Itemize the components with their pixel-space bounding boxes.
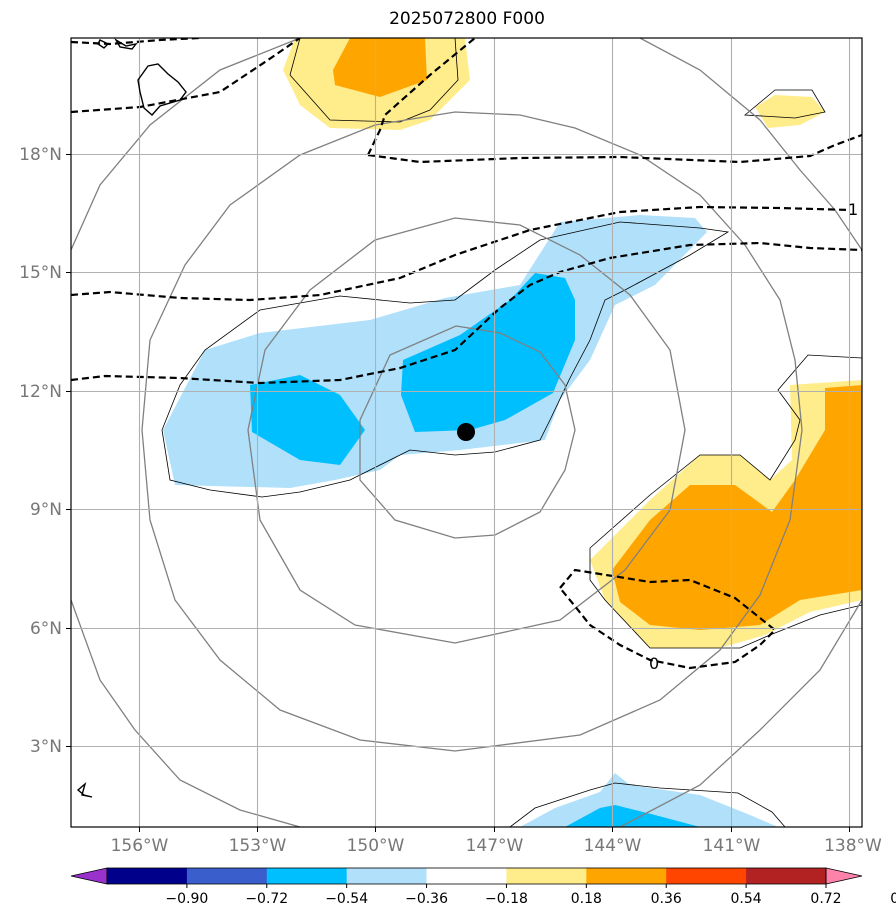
lat-label: 12°N — [19, 382, 62, 402]
colorbar-tick-label: −0.36 — [405, 891, 448, 907]
contour-label-0: 0 — [649, 654, 659, 673]
range-ring-1 — [359, 325, 576, 539]
negative-anomaly-light-south — [520, 773, 778, 827]
lon-label: 147°W — [466, 836, 524, 856]
anomaly-fills — [163, 38, 862, 827]
positive-anomaly-mid-north — [333, 38, 427, 97]
island-south — [76, 781, 93, 798]
lat-label: 18°N — [19, 145, 62, 165]
island-north — [114, 38, 138, 50]
colorbar-tick-label: 0.72 — [810, 891, 841, 907]
colorbar-tick-label: 0.54 — [731, 891, 762, 907]
positive-anomaly-mid-east — [612, 385, 862, 630]
island-maui — [97, 39, 110, 49]
map-plot-area: 1 0 — [71, 38, 862, 827]
colorbar-extend-low — [70, 867, 108, 885]
colorbar-tick-label: −0.54 — [325, 891, 368, 907]
range-ring-4c — [639, 38, 862, 251]
range-ring-2 — [247, 217, 686, 644]
range-rings — [71, 38, 862, 827]
colorbar-tick-label: −0.72 — [245, 891, 288, 907]
colorbar-swatch — [586, 868, 667, 884]
negative-anomaly-mid-west — [250, 375, 365, 465]
lon-label: 144°W — [584, 836, 642, 856]
contour-label-1: 1 — [848, 200, 858, 219]
lat-label: 9°N — [30, 500, 62, 520]
positive-anomaly-small-northeast — [755, 95, 825, 128]
graticule — [71, 38, 862, 827]
coastlines — [76, 38, 187, 798]
colorbar-swatch — [266, 868, 348, 884]
lon-label: 141°W — [703, 836, 761, 856]
lon-label: 138°W — [824, 836, 882, 856]
lat-label: 6°N — [30, 619, 62, 639]
colorbar-tick-label: 0.18 — [571, 891, 602, 907]
storm-center-marker — [457, 423, 475, 441]
colorbar-tick-label: 0.36 — [651, 891, 682, 907]
colorbar-frame — [106, 867, 827, 885]
plot-frame — [70, 37, 863, 828]
lon-label: 150°W — [347, 836, 405, 856]
lat-label: 15°N — [19, 263, 62, 283]
colorbar-swatch — [346, 868, 428, 884]
range-ring-3 — [141, 111, 803, 752]
colorbar-swatch — [426, 868, 507, 884]
colorbar-swatch — [107, 868, 188, 884]
latitude-labels: 3°N 6°N 9°N 12°N 15°N 18°N — [19, 145, 62, 757]
colorbar-extend-high — [825, 867, 863, 885]
island-hawaii — [137, 63, 187, 116]
colorbar-tick-label: 0.90 — [890, 891, 896, 907]
colorbar-swatch — [186, 868, 268, 884]
tick-marks — [66, 154, 850, 832]
lon-label: 153°W — [229, 836, 287, 856]
lon-label: 156°W — [111, 836, 169, 856]
range-ring-4 — [71, 38, 301, 251]
colorbar-tick-label: −0.18 — [485, 891, 528, 907]
range-ring-4d — [619, 599, 862, 827]
colorbar-swatch — [746, 868, 827, 884]
range-ring-4b — [71, 599, 301, 827]
negative-anomaly-mid-north — [401, 273, 575, 432]
lat-label: 3°N — [30, 737, 62, 757]
longitude-labels: 156°W 153°W 150°W 147°W 144°W 141°W 138°… — [111, 836, 882, 856]
colorbar-swatch — [506, 868, 587, 884]
colorbar-swatch — [666, 868, 747, 884]
colorbar-tick-label: −0.90 — [165, 891, 208, 907]
negative-anomaly-mid-south — [565, 805, 700, 827]
colorbar: −0.90 −0.72 −0.54 −0.36 −0.18 0.18 0.36 0.54 0.7… — [70, 867, 896, 907]
map-title: 2025072800 F000 — [389, 9, 545, 29]
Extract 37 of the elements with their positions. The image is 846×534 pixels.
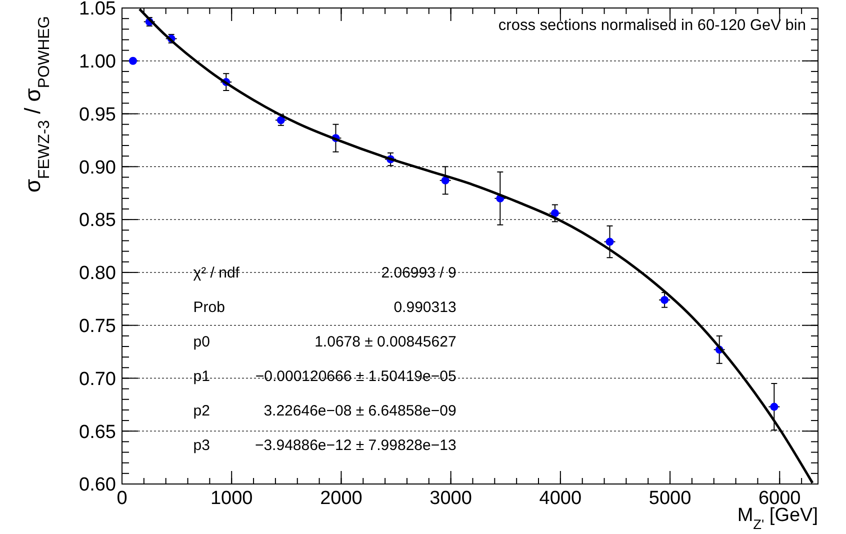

____

## What to do:
Copy each line of the records that contains the string "with". Uppercase and lowercase letters count as different.

## Exercise output:
Itemize the components with their pixel-space bounding boxes.
Extract 37 of the elements with their positions. The image is 846×534 pixels.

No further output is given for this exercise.